------ SUPPLIED MATERIAL ------

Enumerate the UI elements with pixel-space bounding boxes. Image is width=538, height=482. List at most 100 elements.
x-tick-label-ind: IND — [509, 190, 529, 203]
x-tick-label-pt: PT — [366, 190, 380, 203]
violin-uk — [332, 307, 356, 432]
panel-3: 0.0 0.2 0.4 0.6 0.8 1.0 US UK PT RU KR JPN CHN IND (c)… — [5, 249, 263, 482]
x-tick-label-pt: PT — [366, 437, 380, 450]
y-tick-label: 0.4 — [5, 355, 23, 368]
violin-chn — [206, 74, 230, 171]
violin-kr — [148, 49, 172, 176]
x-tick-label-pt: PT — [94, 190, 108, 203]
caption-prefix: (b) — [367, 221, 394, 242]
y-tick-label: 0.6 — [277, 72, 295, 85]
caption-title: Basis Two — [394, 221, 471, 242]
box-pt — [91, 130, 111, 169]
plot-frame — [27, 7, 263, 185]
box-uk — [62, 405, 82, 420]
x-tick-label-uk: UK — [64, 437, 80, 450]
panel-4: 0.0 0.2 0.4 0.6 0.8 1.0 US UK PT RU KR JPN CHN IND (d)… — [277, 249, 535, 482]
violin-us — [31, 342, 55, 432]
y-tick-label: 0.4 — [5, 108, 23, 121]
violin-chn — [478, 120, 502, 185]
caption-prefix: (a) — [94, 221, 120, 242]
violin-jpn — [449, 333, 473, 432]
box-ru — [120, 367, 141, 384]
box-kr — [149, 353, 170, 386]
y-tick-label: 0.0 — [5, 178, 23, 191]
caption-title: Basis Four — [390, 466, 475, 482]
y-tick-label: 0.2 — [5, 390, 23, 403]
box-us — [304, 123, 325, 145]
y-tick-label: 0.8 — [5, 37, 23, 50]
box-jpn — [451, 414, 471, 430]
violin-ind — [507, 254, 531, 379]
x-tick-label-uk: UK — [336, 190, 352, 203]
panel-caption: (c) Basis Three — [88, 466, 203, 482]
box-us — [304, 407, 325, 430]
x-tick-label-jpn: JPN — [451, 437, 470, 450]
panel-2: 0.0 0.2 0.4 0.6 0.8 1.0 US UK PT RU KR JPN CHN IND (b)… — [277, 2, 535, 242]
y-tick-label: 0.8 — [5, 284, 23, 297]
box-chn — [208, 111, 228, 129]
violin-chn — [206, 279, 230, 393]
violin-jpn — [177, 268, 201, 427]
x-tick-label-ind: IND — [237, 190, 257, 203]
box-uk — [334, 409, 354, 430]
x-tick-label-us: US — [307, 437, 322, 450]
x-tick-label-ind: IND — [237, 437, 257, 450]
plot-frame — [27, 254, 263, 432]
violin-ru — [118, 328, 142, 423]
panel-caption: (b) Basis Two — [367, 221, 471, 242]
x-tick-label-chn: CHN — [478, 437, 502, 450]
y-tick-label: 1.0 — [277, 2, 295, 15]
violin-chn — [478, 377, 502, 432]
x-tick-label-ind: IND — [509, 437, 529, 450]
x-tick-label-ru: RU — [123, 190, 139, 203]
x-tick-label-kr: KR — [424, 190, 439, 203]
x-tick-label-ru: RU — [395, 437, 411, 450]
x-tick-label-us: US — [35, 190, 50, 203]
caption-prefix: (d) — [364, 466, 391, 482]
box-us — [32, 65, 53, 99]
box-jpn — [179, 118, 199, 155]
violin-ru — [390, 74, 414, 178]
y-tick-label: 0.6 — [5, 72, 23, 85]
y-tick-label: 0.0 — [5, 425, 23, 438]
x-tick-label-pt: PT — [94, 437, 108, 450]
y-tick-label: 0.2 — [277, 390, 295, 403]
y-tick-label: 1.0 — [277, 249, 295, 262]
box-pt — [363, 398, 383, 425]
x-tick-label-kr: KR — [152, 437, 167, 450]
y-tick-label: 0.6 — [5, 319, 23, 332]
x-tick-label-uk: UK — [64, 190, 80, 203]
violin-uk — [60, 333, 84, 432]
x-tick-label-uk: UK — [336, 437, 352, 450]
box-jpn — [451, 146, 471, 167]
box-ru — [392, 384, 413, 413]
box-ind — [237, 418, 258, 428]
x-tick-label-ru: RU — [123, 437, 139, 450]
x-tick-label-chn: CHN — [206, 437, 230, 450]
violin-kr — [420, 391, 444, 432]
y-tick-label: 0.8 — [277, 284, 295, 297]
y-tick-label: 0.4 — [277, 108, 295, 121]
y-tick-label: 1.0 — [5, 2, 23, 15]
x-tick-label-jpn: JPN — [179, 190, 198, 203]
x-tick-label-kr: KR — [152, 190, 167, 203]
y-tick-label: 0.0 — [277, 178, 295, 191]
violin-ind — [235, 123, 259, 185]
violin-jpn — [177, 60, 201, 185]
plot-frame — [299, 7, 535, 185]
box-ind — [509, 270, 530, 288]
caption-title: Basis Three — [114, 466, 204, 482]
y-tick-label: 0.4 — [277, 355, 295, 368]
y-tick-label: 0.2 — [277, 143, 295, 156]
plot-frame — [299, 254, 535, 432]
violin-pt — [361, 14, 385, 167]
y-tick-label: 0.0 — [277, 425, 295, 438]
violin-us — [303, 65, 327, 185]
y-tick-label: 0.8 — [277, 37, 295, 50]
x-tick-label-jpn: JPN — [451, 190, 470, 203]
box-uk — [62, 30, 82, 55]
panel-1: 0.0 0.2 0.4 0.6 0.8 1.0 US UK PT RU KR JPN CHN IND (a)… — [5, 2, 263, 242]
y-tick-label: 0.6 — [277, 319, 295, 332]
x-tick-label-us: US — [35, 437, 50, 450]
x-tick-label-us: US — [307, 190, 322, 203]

------

### EXERCISE INSTRUCTIONS
Identify each line in the listing above that contains the word "Three", and copy those lines out in full.

### TASK RESULT
panel-caption: (c) Basis Three — [88, 466, 203, 482]
caption-title: Basis Three — [114, 466, 204, 482]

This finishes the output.